TASK REQUIREMENTS - Write out the listing below without alteration, omitting its pictures.

[BEGIN INFORMATION SHOWN]

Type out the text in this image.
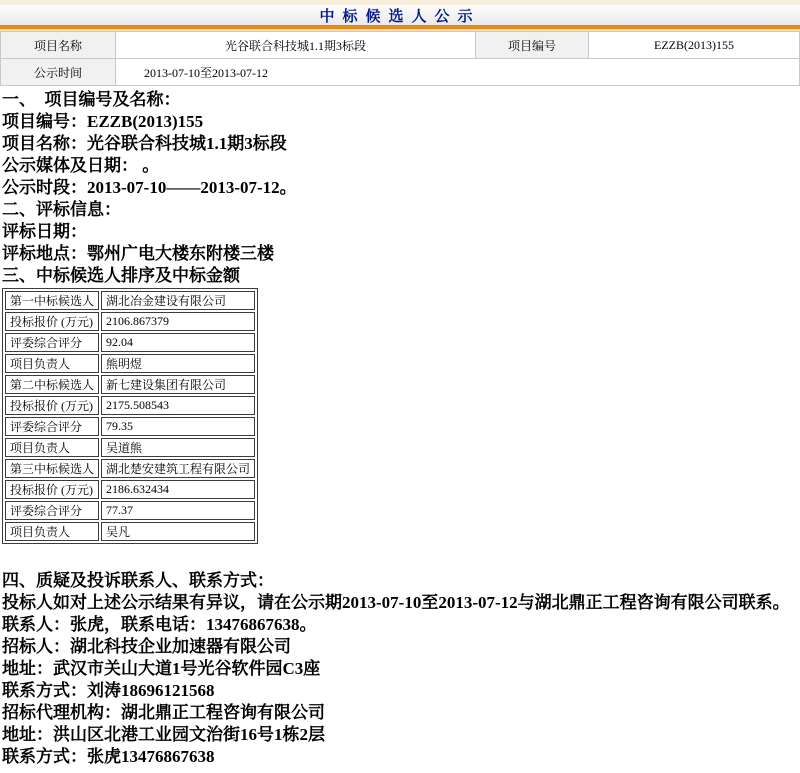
中标候选人公示
项目名称	光谷联合科技城1.1期3标段	项目编号	EZZB(2013)155
公示时间	2013-07-10至2013-07-12		
一、　项目编号及名称：
项目编号：EZZB(2013)155
项目名称：光谷联合科技城1.1期3标段
公示媒体及日期： 。
公示时段：2013-07-10——2013-07-12。
二、评标信息：
评标日期：
评标地点：鄂州广电大楼东附楼三楼
三、中标候选人排序及中标金额
第一中标候选人	湖北冶金建设有限公司
投标报价 (万元)	2106.867379
评委综合评分	92.04
项目负责人	熊明煜
第二中标候选人	新七建设集团有限公司
投标报价 (万元)	2175.508543
评委综合评分	79.35
项目负责人	吴道熊
第三中标候选人	湖北楚安建筑工程有限公司
投标报价 (万元)	2186.632434
评委综合评分	77.37
项目负责人	吴凡
四、质疑及投诉联系人、联系方式：
投标人如对上述公示结果有异议，请在公示期2013-07-10至2013-07-12与湖北鼎正工程咨询有限公司联系。联系人：张虎，联系电话：13476867638。
招标人：湖北科技企业加速器有限公司
地址：武汉市关山大道1号光谷软件园C3座
联系方式：刘涛18696121568
招标代理机构：湖北鼎正工程咨询有限公司
地址：洪山区北港工业园文治街16号1栋2层
联系方式：张虎13476867638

[END INFORMATION SHOWN]

WRITTEN ANSWER -
Type out the text in this image.
中标候选人公示
项目名称	光谷联合科技城1.1期3标段	项目编号	EZZB(2013)155
公示时间	2013-07-10至2013-07-12		
一、　项目编号及名称：
项目编号：EZZB(2013)155
项目名称：光谷联合科技城1.1期3标段
公示媒体及日期： 。
公示时段：2013-07-10——2013-07-12。
二、评标信息：
评标日期：
评标地点：鄂州广电大楼东附楼三楼
三、中标候选人排序及中标金额
第一中标候选人	湖北冶金建设有限公司
投标报价 (万元)	2106.867379
评委综合评分	92.04
项目负责人	熊明煜
第二中标候选人	新七建设集团有限公司
投标报价 (万元)	2175.508543
评委综合评分	79.35
项目负责人	吴道熊
第三中标候选人	湖北楚安建筑工程有限公司
投标报价 (万元)	2186.632434
评委综合评分	77.37
项目负责人	吴凡
四、质疑及投诉联系人、联系方式：
投标人如对上述公示结果有异议，请在公示期2013-07-10至2013-07-12与湖北鼎正工程咨询有限公司联系。联系人：张虎，联系电话：13476867638。
招标人：湖北科技企业加速器有限公司
地址：武汉市关山大道1号光谷软件园C3座
联系方式：刘涛18696121568
招标代理机构：湖北鼎正工程咨询有限公司
地址：洪山区北港工业园文治街16号1栋2层
联系方式：张虎13476867638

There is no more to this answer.